--- Provided records ---

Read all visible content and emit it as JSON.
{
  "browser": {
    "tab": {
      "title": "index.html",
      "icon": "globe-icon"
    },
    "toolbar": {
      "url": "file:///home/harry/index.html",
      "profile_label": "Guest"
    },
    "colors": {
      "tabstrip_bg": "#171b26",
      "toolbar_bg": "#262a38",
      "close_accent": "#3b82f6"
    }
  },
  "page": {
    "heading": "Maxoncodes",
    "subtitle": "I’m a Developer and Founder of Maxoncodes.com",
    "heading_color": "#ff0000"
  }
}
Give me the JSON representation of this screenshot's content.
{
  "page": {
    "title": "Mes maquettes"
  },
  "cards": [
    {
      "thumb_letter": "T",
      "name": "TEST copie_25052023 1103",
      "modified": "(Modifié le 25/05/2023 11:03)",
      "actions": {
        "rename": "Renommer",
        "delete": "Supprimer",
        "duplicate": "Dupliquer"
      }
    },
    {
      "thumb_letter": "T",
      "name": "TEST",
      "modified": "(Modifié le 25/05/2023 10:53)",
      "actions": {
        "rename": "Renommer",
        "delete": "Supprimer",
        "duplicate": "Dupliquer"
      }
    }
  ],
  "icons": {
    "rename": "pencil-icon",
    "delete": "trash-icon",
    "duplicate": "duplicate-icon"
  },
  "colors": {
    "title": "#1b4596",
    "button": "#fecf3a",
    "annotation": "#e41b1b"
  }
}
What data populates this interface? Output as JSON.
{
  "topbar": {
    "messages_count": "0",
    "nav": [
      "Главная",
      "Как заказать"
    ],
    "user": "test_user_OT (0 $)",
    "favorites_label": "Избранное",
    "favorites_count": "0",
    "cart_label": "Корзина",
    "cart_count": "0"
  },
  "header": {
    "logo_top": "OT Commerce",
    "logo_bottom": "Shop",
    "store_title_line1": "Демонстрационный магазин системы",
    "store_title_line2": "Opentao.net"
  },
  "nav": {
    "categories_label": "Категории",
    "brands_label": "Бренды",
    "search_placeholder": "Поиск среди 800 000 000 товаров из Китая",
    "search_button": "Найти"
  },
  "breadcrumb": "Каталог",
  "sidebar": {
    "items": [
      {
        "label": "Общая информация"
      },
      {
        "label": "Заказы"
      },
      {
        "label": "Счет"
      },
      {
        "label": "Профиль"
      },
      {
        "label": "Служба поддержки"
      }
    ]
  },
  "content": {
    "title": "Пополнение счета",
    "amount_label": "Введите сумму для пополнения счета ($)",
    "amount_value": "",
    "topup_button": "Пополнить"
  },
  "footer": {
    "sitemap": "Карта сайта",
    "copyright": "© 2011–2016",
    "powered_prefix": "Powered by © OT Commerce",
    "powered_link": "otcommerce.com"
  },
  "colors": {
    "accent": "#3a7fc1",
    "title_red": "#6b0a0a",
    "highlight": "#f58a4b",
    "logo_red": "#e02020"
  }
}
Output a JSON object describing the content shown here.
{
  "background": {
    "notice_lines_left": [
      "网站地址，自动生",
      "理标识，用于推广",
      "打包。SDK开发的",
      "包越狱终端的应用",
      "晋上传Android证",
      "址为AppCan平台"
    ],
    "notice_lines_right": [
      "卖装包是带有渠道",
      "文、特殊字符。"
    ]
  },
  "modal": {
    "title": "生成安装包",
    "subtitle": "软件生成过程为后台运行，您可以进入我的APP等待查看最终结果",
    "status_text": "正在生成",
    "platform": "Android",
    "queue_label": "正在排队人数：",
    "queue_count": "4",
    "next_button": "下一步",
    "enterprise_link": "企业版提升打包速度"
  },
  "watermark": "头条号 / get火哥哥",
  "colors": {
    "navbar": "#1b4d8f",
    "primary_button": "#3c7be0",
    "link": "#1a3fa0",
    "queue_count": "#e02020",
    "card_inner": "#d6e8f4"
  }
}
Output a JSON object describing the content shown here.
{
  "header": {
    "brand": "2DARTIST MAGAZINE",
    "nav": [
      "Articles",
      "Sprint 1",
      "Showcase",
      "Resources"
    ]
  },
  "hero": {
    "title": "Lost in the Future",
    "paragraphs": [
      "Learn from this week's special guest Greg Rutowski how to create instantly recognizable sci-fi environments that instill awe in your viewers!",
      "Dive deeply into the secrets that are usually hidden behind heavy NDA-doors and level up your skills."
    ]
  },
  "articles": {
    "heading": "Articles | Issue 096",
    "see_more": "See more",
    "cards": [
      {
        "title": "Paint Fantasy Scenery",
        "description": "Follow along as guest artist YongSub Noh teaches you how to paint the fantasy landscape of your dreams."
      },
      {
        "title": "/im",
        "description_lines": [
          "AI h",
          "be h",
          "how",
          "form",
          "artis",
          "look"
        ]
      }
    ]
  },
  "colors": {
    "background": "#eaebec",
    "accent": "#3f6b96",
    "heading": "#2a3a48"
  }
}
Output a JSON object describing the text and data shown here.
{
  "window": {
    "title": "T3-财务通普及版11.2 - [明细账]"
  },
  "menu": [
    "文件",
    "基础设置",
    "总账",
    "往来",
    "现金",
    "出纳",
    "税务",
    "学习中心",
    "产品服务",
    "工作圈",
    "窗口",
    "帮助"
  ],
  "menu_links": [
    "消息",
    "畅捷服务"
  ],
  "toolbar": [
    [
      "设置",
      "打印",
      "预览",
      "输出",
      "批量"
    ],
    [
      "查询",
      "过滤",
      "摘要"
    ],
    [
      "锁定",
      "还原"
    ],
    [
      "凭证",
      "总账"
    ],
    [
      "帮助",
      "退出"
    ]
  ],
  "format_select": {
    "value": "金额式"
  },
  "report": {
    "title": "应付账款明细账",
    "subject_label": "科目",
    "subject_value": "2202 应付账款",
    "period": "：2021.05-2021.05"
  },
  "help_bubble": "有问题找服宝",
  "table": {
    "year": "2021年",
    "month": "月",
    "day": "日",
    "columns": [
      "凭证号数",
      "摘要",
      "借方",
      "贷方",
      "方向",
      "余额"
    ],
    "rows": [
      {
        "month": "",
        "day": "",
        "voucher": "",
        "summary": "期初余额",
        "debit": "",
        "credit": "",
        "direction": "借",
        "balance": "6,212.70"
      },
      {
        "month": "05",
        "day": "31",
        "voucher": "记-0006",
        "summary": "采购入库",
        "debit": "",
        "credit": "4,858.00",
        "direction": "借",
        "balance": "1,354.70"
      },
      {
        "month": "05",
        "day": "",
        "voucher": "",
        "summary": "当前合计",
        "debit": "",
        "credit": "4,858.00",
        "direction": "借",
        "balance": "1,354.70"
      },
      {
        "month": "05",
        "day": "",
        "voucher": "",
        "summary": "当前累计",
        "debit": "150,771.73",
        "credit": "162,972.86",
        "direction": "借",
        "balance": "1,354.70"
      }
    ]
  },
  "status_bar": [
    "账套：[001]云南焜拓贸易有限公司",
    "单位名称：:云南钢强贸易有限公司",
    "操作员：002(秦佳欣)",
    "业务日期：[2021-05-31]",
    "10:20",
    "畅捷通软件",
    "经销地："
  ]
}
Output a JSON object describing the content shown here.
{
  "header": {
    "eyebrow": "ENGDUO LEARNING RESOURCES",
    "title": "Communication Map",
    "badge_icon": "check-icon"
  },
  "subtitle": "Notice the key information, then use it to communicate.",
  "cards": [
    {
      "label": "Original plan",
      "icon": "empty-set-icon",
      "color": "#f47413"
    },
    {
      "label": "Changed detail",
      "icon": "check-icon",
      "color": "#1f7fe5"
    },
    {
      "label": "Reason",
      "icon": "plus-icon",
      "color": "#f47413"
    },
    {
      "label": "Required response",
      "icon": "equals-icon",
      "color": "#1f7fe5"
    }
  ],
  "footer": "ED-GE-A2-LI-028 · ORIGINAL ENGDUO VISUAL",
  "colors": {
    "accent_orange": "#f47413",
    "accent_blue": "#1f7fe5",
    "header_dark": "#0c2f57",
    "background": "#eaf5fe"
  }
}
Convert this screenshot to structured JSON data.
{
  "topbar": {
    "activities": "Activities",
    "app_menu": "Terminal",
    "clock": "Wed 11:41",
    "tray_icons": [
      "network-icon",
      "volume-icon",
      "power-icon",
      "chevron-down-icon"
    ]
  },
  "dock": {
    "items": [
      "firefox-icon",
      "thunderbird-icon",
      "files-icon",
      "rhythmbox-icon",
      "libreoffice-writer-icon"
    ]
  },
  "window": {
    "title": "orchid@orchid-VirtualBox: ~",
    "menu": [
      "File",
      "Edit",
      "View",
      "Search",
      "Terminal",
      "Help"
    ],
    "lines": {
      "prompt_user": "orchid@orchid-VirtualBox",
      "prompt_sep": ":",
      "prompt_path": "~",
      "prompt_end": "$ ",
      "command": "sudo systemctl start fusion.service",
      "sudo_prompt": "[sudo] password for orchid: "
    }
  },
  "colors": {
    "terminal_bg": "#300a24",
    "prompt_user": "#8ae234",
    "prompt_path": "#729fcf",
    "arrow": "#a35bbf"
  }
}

---

-- Work to be completed --
Identify the lines above that contain the word "data", then copy them.

-- Result for this task --
What data populates this interface? Output as JSON.
Output a JSON object describing the text and data shown here.
Convert this screenshot to structured JSON data.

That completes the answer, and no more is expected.